▶ [Supplied information]:
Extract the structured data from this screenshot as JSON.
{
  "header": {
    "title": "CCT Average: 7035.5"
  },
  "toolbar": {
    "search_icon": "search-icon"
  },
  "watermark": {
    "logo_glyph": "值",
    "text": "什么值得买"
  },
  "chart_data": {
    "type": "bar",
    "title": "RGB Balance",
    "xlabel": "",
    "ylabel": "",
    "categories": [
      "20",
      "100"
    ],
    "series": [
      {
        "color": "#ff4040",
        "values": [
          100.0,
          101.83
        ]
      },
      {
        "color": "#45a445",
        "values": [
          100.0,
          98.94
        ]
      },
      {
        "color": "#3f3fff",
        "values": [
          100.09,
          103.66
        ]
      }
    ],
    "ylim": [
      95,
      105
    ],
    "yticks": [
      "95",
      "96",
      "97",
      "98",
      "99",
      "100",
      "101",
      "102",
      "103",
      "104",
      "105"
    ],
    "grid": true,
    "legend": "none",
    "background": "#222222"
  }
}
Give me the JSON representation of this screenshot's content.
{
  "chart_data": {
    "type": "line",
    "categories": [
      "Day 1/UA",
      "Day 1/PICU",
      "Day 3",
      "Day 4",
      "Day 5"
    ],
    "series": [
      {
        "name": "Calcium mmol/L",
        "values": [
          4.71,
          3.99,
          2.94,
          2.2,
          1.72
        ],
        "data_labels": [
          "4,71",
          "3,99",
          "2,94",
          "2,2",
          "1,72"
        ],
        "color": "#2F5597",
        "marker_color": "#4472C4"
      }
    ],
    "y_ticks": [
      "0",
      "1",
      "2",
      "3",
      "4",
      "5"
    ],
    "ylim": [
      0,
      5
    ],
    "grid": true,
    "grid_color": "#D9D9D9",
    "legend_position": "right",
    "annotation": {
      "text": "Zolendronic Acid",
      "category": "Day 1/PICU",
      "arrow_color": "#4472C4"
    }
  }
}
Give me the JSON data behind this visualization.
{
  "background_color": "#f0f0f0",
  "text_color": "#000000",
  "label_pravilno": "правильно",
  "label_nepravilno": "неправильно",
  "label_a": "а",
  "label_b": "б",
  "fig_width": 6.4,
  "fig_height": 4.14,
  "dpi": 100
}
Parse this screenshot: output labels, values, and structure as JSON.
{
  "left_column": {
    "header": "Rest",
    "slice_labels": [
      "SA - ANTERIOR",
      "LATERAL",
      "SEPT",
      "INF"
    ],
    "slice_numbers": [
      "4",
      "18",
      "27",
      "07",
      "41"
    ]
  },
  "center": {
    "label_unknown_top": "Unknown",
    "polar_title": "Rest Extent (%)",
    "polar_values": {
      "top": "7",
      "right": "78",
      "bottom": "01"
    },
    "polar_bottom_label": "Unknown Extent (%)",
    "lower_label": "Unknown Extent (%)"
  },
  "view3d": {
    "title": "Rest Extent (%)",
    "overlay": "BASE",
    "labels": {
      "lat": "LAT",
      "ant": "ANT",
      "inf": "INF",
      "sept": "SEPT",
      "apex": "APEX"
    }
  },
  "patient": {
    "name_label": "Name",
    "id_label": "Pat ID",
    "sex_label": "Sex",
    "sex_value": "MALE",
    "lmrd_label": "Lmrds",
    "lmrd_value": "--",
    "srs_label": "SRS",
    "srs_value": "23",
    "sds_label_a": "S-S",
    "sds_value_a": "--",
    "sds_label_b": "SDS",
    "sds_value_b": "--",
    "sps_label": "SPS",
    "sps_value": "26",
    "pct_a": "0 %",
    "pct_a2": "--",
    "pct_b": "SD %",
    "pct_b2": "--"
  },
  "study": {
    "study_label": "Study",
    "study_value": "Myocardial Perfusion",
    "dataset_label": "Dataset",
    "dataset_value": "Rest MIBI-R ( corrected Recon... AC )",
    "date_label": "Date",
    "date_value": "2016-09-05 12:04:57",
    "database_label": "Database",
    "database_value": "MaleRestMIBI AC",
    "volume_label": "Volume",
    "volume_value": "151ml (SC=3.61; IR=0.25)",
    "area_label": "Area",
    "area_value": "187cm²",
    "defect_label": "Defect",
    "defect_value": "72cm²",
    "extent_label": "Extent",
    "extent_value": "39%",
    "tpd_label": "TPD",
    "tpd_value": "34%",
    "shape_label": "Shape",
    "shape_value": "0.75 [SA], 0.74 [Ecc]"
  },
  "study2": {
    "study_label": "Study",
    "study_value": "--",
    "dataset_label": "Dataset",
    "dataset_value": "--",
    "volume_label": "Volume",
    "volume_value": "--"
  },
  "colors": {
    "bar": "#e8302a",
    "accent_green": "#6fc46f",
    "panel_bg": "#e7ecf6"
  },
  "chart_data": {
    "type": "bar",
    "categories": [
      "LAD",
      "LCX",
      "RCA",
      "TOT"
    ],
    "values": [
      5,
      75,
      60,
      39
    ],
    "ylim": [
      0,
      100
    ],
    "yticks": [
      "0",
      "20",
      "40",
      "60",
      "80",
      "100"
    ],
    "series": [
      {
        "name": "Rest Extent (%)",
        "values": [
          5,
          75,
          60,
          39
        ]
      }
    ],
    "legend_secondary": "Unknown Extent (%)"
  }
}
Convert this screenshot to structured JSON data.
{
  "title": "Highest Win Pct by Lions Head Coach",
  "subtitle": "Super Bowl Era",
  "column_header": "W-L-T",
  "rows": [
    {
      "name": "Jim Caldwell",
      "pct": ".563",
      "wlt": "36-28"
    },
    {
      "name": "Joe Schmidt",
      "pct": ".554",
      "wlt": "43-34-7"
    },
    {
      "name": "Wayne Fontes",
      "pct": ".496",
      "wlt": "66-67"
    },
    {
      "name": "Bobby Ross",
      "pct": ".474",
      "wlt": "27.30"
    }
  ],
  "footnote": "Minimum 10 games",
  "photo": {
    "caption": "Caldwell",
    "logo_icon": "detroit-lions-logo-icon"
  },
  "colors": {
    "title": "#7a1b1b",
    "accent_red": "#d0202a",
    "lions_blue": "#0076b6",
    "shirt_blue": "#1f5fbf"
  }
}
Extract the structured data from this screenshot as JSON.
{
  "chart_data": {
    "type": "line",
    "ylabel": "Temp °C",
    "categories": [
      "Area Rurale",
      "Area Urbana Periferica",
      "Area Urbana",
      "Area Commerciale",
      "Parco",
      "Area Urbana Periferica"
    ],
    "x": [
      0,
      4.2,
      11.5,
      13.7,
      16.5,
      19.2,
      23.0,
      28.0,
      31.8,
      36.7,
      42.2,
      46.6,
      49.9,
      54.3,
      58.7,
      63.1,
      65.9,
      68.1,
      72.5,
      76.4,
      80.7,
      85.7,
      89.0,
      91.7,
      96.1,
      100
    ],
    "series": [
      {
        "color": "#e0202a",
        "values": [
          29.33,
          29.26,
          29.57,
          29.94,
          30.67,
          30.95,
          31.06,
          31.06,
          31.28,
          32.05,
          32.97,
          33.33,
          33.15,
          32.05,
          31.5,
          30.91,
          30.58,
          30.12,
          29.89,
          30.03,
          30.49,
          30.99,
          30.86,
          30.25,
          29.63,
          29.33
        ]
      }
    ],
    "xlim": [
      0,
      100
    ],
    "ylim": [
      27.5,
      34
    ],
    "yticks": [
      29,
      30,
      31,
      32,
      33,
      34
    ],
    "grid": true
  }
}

▶ [Exercise details]: Return every line of the preceding records in which the word "Urbana" appears.

▶ [Result of this task]:
      "Area Urbana Periferica",
      "Area Urbana",
      "Area Urbana Periferica"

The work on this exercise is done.